**PROBLEM:**
Transcribe the records exactly. Pictures do not belong in the transcription.

**RECORDS SUPPLIED:**
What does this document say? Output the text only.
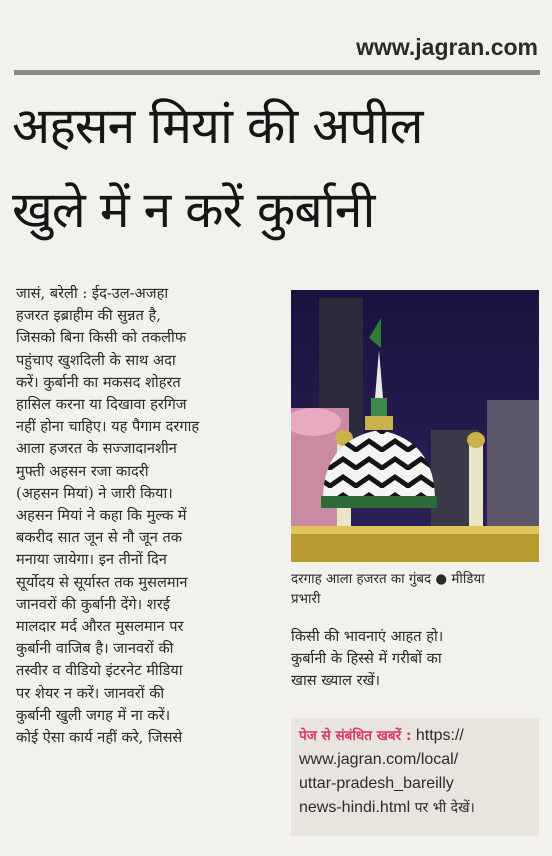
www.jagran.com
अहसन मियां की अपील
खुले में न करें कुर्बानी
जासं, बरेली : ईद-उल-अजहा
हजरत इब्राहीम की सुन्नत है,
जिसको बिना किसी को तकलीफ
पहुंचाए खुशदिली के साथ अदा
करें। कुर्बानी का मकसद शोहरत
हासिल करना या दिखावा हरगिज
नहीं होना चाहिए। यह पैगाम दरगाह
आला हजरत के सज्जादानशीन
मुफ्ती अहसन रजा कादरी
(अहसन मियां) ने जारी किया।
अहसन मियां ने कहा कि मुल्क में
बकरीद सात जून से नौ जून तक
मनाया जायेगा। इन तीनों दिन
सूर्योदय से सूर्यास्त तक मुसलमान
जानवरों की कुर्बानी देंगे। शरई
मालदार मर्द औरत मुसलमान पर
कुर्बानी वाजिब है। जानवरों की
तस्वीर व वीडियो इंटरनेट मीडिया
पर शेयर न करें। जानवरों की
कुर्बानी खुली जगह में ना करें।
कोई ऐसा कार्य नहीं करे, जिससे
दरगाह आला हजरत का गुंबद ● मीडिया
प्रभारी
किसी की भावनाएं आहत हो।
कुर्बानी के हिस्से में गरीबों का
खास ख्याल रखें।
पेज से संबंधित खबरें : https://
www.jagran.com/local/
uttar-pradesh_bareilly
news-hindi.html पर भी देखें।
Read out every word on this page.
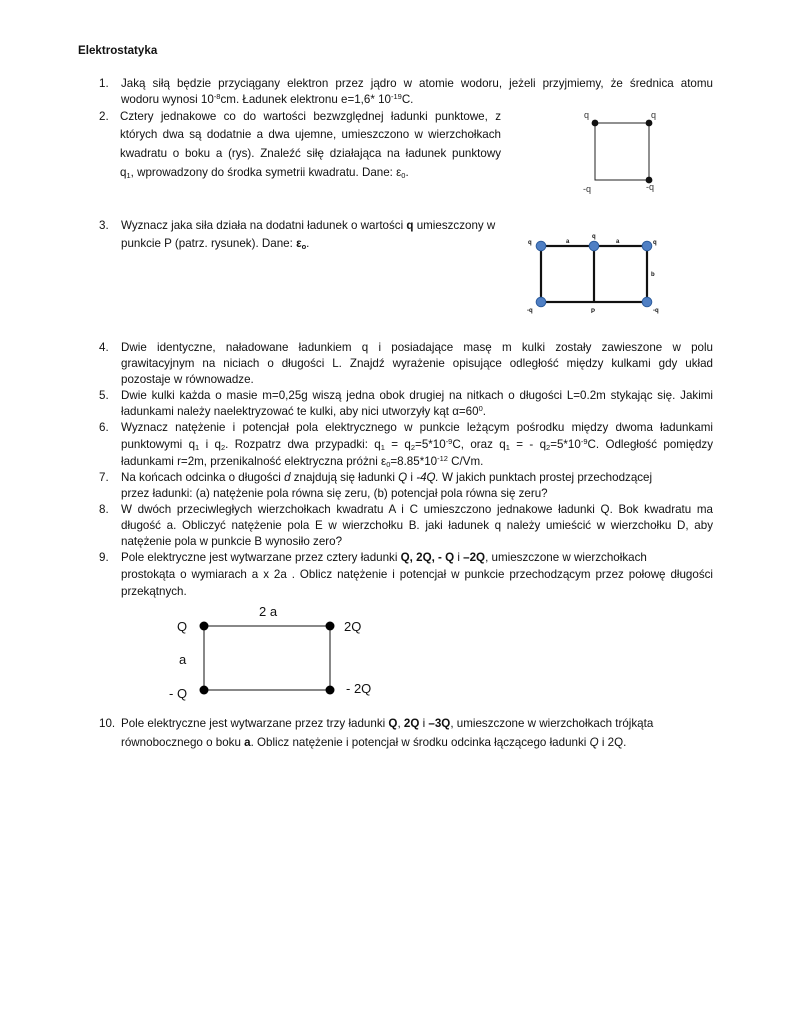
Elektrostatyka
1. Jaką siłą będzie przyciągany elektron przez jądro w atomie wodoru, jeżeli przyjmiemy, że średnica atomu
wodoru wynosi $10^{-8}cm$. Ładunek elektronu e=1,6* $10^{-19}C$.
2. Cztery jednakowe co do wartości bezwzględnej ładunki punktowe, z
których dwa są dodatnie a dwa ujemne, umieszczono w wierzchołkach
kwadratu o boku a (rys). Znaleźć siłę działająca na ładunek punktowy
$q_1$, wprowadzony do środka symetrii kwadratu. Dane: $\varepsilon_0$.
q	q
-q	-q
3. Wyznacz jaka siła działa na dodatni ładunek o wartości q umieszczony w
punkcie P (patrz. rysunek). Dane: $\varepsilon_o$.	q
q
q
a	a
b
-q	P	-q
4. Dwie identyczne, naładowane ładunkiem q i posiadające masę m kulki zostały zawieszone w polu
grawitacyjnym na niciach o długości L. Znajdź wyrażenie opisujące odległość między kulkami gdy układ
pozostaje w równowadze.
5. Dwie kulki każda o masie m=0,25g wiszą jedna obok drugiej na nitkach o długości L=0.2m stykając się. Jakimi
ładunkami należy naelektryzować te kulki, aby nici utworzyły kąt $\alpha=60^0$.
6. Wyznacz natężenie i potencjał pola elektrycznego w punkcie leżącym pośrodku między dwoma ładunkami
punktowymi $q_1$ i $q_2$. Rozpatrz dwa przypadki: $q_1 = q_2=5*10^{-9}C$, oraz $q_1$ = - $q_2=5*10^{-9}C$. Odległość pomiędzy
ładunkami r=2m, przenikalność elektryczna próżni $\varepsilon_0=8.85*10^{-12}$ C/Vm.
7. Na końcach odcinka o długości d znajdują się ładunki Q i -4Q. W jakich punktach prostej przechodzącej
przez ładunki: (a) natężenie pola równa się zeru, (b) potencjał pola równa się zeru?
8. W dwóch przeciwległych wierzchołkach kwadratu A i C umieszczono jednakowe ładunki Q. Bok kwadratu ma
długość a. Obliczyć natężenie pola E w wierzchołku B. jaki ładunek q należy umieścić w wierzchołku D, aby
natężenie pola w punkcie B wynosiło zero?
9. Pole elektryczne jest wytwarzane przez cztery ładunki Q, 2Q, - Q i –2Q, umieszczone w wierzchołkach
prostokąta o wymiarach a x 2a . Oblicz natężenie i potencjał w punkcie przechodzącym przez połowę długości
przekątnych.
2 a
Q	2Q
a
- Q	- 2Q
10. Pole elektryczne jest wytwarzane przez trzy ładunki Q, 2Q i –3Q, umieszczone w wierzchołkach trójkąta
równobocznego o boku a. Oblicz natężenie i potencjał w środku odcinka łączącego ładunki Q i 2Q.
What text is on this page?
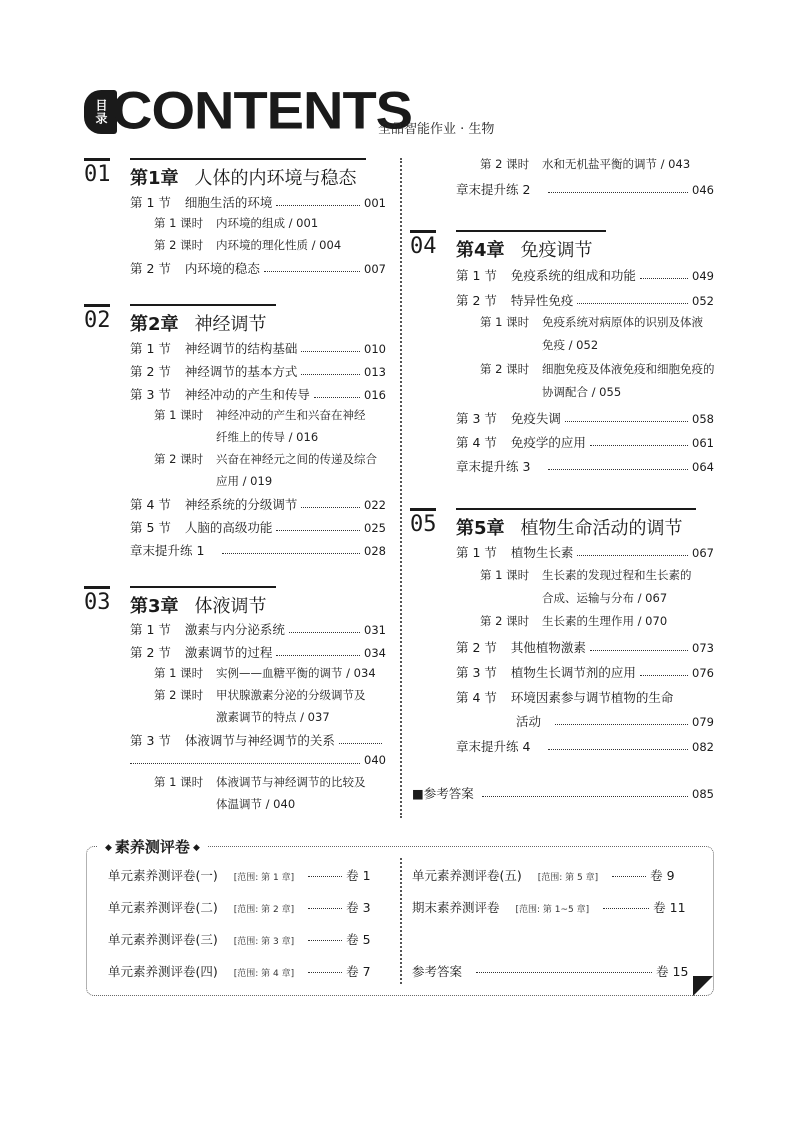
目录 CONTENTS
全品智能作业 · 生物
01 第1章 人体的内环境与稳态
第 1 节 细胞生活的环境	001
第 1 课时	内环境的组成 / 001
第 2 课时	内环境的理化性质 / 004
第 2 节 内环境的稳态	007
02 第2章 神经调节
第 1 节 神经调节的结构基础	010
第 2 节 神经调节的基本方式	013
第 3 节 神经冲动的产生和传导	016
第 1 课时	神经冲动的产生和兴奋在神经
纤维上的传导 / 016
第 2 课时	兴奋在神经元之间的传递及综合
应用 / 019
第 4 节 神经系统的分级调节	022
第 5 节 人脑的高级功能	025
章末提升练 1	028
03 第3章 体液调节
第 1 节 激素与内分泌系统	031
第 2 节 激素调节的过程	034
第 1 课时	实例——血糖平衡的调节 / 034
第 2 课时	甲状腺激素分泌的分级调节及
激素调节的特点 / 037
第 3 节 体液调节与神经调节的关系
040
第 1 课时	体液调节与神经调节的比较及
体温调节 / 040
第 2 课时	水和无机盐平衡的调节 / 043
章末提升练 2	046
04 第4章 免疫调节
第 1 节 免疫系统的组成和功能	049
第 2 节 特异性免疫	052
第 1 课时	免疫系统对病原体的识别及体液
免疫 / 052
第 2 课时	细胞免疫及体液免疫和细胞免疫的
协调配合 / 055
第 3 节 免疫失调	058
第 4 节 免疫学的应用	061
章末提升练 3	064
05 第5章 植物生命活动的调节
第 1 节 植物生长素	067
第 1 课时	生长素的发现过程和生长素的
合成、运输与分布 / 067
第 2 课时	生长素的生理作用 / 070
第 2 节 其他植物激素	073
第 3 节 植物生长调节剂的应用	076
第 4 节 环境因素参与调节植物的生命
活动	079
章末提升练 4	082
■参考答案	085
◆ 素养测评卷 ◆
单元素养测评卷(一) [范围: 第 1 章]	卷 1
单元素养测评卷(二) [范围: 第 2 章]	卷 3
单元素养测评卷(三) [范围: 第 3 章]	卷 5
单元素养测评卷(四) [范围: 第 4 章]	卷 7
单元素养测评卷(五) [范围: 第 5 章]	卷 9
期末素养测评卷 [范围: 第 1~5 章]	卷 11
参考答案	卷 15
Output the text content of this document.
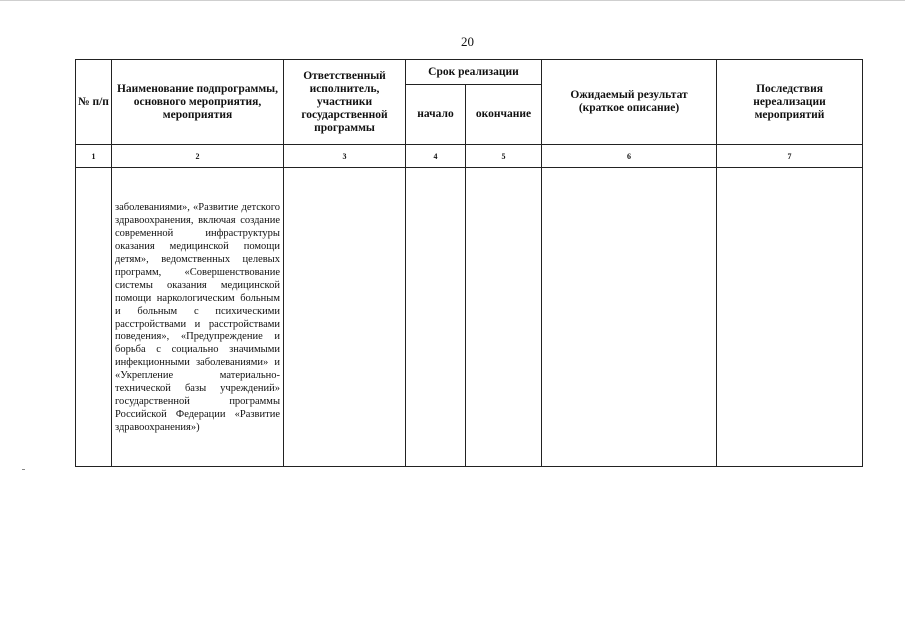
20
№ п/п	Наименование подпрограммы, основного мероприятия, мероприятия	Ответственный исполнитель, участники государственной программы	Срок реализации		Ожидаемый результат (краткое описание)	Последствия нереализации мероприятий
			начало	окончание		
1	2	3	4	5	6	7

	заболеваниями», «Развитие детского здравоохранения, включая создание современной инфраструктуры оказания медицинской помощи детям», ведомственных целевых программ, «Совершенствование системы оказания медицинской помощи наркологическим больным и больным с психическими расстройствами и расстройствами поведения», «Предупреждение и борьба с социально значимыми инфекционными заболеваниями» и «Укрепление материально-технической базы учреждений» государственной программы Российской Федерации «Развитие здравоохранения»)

**RESULT:**
What does this document say? Output the text only.
www.jagran.com
अहसन मियां की अपील
खुले में न करें कुर्बानी
जासं, बरेली : ईद-उल-अजहा
हजरत इब्राहीम की सुन्नत है,
जिसको बिना किसी को तकलीफ
पहुंचाए खुशदिली के साथ अदा
करें। कुर्बानी का मकसद शोहरत
हासिल करना या दिखावा हरगिज
नहीं होना चाहिए। यह पैगाम दरगाह
आला हजरत के सज्जादानशीन
मुफ्ती अहसन रजा कादरी
(अहसन मियां) ने जारी किया।
अहसन मियां ने कहा कि मुल्क में
बकरीद सात जून से नौ जून तक
मनाया जायेगा। इन तीनों दिन
सूर्योदय से सूर्यास्त तक मुसलमान
जानवरों की कुर्बानी देंगे। शरई
मालदार मर्द औरत मुसलमान पर
कुर्बानी वाजिब है। जानवरों की
तस्वीर व वीडियो इंटरनेट मीडिया
पर शेयर न करें। जानवरों की
कुर्बानी खुली जगह में ना करें।
कोई ऐसा कार्य नहीं करे, जिससे
दरगाह आला हजरत का गुंबद ● मीडिया
प्रभारी
किसी की भावनाएं आहत हो।
कुर्बानी के हिस्से में गरीबों का
खास ख्याल रखें।
पेज से संबंधित खबरें : https://
www.jagran.com/local/
uttar-pradesh_bareilly
news-hindi.html पर भी देखें।
Read out every word on this page.
Elektrostatyka
1. Jaką siłą będzie przyciągany elektron przez jądro w atomie wodoru, jeżeli przyjmiemy, że średnica atomu
wodoru wynosi $10^{-8}cm$. Ładunek elektronu e=1,6* $10^{-19}C$.
2. Cztery jednakowe co do wartości bezwzględnej ładunki punktowe, z
których dwa są dodatnie a dwa ujemne, umieszczono w wierzchołkach
kwadratu o boku a (rys). Znaleźć siłę działająca na ładunek punktowy
$q_1$, wprowadzony do środka symetrii kwadratu. Dane: $\varepsilon_0$.
q	q
-q	-q
3. Wyznacz jaka siła działa na dodatni ładunek o wartości q umieszczony w
punkcie P (patrz. rysunek). Dane: $\varepsilon_o$.	q
q
q
a	a
b
-q	P	-q
4. Dwie identyczne, naładowane ładunkiem q i posiadające masę m kulki zostały zawieszone w polu
grawitacyjnym na niciach o długości L. Znajdź wyrażenie opisujące odległość między kulkami gdy układ
pozostaje w równowadze.
5. Dwie kulki każda o masie m=0,25g wiszą jedna obok drugiej na nitkach o długości L=0.2m stykając się. Jakimi
ładunkami należy naelektryzować te kulki, aby nici utworzyły kąt $\alpha=60^0$.
6. Wyznacz natężenie i potencjał pola elektrycznego w punkcie leżącym pośrodku między dwoma ładunkami
punktowymi $q_1$ i $q_2$. Rozpatrz dwa przypadki: $q_1 = q_2=5*10^{-9}C$, oraz $q_1$ = - $q_2=5*10^{-9}C$. Odległość pomiędzy
ładunkami r=2m, przenikalność elektryczna próżni $\varepsilon_0=8.85*10^{-12}$ C/Vm.
7. Na końcach odcinka o długości d znajdują się ładunki Q i -4Q. W jakich punktach prostej przechodzącej
przez ładunki: (a) natężenie pola równa się zeru, (b) potencjał pola równa się zeru?
8. W dwóch przeciwległych wierzchołkach kwadratu A i C umieszczono jednakowe ładunki Q. Bok kwadratu ma
długość a. Obliczyć natężenie pola E w wierzchołku B. jaki ładunek q należy umieścić w wierzchołku D, aby
natężenie pola w punkcie B wynosiło zero?
9. Pole elektryczne jest wytwarzane przez cztery ładunki Q, 2Q, - Q i –2Q, umieszczone w wierzchołkach
prostokąta o wymiarach a x 2a . Oblicz natężenie i potencjał w punkcie przechodzącym przez połowę długości
przekątnych.
2 a
Q	2Q
a
- Q	- 2Q
10. Pole elektryczne jest wytwarzane przez trzy ładunki Q, 2Q i –3Q, umieszczone w wierzchołkach trójkąta
równobocznego o boku a. Oblicz natężenie i potencjał w środku odcinka łączącego ładunki Q i 2Q.
What text is on this page?
目录 CONTENTS
全品智能作业 · 生物
01 第1章 人体的内环境与稳态
第 1 节 细胞生活的环境	001
第 1 课时	内环境的组成 / 001
第 2 课时	内环境的理化性质 / 004
第 2 节 内环境的稳态	007
02 第2章 神经调节
第 1 节 神经调节的结构基础	010
第 2 节 神经调节的基本方式	013
第 3 节 神经冲动的产生和传导	016
第 1 课时	神经冲动的产生和兴奋在神经
纤维上的传导 / 016
第 2 课时	兴奋在神经元之间的传递及综合
应用 / 019
第 4 节 神经系统的分级调节	022
第 5 节 人脑的高级功能	025
章末提升练 1	028
03 第3章 体液调节
第 1 节 激素与内分泌系统	031
第 2 节 激素调节的过程	034
第 1 课时	实例——血糖平衡的调节 / 034
第 2 课时	甲状腺激素分泌的分级调节及
激素调节的特点 / 037
第 3 节 体液调节与神经调节的关系
040
第 1 课时	体液调节与神经调节的比较及
体温调节 / 040
第 2 课时	水和无机盐平衡的调节 / 043
章末提升练 2	046
04 第4章 免疫调节
第 1 节 免疫系统的组成和功能	049
第 2 节 特异性免疫	052
第 1 课时	免疫系统对病原体的识别及体液
免疫 / 052
第 2 课时	细胞免疫及体液免疫和细胞免疫的
协调配合 / 055
第 3 节 免疫失调	058
第 4 节 免疫学的应用	061
章末提升练 3	064
05 第5章 植物生命活动的调节
第 1 节 植物生长素	067
第 1 课时	生长素的发现过程和生长素的
合成、运输与分布 / 067
第 2 课时	生长素的生理作用 / 070
第 2 节 其他植物激素	073
第 3 节 植物生长调节剂的应用	076
第 4 节 环境因素参与调节植物的生命
活动	079
章末提升练 4	082
■参考答案	085
◆ 素养测评卷 ◆
单元素养测评卷(一) [范围: 第 1 章]	卷 1
单元素养测评卷(二) [范围: 第 2 章]	卷 3
单元素养测评卷(三) [范围: 第 3 章]	卷 5
单元素养测评卷(四) [范围: 第 4 章]	卷 7
单元素养测评卷(五) [范围: 第 5 章]	卷 9
期末素养测评卷 [范围: 第 1~5 章]	卷 11
参考答案	卷 15
Output the text content of this document.
20
№ п/п	Наименование подпрограммы, основного мероприятия, мероприятия	Ответственный исполнитель, участники государственной программы	Срок реализации		Ожидаемый результат (краткое описание)	Последствия нереализации мероприятий
			начало	окончание		
1	2	3	4	5	6	7

	заболеваниями», «Развитие детского здравоохранения, включая создание современной инфраструктуры оказания медицинской помощи детям», ведомственных целевых программ, «Совершенствование системы оказания медицинской помощи наркологическим больным и больным с психическими расстройствами и расстройствами поведения», «Предупреждение и борьба с социально значимыми инфекционными заболеваниями» и «Укрепление материально-технической базы учреждений» государственной программы Российской Федерации «Развитие здравоохранения»)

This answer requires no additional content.